**WHAT TO PRODUCE:** Copy out, from the entries below, each line holding the string "control".

**STORED ROWS:**
+-------+

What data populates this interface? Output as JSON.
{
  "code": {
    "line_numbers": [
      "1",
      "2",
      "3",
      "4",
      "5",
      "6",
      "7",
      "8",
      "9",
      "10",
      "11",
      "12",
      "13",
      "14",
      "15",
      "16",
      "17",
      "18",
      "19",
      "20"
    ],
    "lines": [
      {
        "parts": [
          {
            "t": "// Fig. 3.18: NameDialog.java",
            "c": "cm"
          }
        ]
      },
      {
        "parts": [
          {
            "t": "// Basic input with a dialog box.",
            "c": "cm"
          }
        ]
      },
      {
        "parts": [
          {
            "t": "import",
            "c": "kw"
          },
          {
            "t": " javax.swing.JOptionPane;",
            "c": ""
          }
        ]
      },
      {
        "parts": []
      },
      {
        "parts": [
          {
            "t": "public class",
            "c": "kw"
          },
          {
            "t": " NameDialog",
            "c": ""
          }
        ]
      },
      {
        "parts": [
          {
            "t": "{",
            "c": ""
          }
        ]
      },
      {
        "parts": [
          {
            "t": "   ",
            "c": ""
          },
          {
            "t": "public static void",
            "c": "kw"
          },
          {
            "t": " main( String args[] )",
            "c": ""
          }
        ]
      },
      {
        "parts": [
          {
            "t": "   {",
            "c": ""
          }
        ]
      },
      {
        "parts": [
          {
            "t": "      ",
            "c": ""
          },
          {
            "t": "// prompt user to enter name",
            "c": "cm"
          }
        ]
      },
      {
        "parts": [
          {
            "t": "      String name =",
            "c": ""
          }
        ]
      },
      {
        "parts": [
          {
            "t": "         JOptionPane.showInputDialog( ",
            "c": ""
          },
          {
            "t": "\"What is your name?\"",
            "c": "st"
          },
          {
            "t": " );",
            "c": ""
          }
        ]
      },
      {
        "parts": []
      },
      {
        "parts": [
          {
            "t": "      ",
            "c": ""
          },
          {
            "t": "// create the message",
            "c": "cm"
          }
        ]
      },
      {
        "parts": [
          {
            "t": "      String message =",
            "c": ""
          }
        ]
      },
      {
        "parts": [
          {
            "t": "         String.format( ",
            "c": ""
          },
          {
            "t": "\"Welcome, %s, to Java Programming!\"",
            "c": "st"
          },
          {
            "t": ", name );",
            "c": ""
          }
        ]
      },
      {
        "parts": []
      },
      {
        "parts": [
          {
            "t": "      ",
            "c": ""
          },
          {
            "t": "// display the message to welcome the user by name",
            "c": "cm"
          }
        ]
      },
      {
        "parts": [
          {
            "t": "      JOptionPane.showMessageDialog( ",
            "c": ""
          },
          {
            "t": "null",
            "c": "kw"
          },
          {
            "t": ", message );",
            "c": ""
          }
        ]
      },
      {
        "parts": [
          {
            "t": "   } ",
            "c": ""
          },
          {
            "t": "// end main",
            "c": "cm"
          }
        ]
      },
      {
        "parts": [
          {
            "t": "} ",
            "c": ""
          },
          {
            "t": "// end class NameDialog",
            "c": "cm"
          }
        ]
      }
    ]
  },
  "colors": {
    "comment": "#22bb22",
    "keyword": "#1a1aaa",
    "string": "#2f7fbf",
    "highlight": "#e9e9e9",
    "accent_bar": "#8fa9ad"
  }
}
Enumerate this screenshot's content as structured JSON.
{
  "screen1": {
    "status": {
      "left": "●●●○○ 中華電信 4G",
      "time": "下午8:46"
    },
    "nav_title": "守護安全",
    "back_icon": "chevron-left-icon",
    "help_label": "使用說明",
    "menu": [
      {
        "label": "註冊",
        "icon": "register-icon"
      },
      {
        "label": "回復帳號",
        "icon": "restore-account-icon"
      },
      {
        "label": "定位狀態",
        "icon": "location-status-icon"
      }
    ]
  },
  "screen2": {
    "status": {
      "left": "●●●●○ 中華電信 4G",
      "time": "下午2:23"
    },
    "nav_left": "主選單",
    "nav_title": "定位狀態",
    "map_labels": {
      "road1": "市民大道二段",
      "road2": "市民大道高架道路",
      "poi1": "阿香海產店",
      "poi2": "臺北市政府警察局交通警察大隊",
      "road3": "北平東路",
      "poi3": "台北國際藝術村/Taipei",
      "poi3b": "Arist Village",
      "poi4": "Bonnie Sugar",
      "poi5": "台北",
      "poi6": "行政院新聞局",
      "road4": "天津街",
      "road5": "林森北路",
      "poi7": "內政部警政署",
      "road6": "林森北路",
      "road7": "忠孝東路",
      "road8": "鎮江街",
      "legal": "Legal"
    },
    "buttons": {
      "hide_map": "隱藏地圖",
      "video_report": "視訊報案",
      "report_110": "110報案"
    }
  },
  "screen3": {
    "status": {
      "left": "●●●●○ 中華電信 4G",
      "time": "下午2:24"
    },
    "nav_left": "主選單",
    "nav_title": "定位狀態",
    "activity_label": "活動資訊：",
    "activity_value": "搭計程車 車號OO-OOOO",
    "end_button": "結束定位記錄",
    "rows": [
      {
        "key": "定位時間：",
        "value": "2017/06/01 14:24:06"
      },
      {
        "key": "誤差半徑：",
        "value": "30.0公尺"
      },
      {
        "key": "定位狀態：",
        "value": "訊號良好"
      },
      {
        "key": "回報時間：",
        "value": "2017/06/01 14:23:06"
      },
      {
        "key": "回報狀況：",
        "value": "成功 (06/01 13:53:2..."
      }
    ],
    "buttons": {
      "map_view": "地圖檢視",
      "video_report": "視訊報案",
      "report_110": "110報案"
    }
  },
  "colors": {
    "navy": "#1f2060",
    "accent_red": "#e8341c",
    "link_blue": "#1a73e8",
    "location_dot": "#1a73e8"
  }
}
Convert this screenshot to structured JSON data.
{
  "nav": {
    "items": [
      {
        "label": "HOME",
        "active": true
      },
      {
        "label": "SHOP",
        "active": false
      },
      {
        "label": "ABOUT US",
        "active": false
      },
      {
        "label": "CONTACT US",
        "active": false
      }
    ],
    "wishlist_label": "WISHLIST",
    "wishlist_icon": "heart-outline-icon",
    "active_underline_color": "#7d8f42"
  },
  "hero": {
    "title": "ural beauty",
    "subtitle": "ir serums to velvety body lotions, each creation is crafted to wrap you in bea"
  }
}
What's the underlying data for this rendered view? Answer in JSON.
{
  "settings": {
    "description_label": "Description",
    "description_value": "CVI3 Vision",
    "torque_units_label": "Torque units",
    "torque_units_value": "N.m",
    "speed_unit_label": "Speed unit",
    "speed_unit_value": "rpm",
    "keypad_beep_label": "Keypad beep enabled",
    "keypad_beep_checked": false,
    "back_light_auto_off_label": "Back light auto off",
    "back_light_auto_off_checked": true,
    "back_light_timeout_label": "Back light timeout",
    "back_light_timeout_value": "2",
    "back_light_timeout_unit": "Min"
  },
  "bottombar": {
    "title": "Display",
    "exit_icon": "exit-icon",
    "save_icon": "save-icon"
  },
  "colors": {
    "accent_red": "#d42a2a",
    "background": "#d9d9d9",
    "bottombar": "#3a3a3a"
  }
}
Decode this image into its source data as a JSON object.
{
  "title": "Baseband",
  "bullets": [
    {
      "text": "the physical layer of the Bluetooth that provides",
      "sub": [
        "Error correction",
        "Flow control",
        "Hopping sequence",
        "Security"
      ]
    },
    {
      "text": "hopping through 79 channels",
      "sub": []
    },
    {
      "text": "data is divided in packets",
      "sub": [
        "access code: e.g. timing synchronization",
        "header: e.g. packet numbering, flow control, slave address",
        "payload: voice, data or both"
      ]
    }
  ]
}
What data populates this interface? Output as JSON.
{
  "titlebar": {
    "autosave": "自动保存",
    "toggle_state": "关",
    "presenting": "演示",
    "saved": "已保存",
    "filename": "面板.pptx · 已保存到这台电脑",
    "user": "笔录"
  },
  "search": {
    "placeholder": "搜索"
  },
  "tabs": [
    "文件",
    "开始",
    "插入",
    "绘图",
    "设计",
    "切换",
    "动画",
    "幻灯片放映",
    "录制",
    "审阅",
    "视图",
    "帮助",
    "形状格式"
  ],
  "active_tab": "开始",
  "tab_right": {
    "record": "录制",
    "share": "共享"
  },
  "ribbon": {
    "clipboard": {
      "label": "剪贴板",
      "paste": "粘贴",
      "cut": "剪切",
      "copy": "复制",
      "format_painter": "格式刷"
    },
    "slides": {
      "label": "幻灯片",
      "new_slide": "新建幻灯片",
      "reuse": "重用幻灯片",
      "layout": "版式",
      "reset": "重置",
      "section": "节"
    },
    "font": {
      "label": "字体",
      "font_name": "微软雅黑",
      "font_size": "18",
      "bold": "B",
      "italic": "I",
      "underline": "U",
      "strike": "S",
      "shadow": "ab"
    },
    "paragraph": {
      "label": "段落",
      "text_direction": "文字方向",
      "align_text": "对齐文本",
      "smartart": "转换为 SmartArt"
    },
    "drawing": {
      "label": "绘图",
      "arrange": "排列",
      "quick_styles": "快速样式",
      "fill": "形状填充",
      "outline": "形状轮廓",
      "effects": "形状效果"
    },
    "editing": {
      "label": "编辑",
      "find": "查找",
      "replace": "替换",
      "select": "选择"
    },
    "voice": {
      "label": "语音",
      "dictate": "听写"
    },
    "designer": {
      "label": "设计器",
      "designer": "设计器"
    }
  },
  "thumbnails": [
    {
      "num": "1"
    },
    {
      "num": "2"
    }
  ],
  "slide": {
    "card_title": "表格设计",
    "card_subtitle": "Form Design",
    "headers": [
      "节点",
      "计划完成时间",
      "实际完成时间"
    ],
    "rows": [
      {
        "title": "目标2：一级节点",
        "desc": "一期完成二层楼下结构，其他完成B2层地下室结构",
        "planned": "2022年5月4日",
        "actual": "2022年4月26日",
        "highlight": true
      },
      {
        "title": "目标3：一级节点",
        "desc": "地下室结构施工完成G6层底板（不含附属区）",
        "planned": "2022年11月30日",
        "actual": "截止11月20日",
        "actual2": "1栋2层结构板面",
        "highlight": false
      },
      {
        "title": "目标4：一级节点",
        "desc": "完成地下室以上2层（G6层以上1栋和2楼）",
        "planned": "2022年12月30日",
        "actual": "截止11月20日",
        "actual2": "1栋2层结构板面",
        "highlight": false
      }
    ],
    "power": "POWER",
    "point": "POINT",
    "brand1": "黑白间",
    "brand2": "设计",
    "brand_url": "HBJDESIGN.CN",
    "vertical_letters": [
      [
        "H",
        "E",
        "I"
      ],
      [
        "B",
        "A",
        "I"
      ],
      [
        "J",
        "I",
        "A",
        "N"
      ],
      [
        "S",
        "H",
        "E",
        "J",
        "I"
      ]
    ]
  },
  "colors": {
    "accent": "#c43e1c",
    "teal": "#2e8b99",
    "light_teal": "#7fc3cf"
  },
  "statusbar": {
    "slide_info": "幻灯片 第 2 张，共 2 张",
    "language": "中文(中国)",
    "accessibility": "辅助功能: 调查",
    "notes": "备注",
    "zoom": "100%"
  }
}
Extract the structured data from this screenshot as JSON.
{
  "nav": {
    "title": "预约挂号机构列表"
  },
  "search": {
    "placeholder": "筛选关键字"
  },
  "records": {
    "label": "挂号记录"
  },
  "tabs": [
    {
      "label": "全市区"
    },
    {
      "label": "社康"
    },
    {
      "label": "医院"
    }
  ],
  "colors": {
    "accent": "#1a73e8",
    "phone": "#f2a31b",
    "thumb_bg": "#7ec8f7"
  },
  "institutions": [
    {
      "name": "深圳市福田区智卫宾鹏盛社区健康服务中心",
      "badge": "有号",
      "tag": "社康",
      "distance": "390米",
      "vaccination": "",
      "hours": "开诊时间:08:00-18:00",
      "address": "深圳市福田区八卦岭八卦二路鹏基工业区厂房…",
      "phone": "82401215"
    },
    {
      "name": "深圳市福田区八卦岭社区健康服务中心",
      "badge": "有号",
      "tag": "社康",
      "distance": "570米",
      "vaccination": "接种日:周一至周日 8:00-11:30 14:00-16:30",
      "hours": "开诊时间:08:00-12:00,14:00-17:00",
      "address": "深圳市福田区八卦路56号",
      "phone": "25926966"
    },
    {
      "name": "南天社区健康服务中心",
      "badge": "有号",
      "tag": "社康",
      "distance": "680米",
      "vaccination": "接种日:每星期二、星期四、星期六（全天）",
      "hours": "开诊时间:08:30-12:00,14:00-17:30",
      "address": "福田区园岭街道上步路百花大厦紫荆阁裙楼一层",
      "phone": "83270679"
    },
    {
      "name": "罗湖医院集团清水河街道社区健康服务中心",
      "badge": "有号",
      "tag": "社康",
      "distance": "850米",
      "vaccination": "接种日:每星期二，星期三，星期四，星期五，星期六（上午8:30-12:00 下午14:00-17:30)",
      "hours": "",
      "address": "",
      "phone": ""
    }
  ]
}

+-------+

**RESPONSE:**
        "Flow control",
        "header: e.g. packet numbering, flow control, slave address",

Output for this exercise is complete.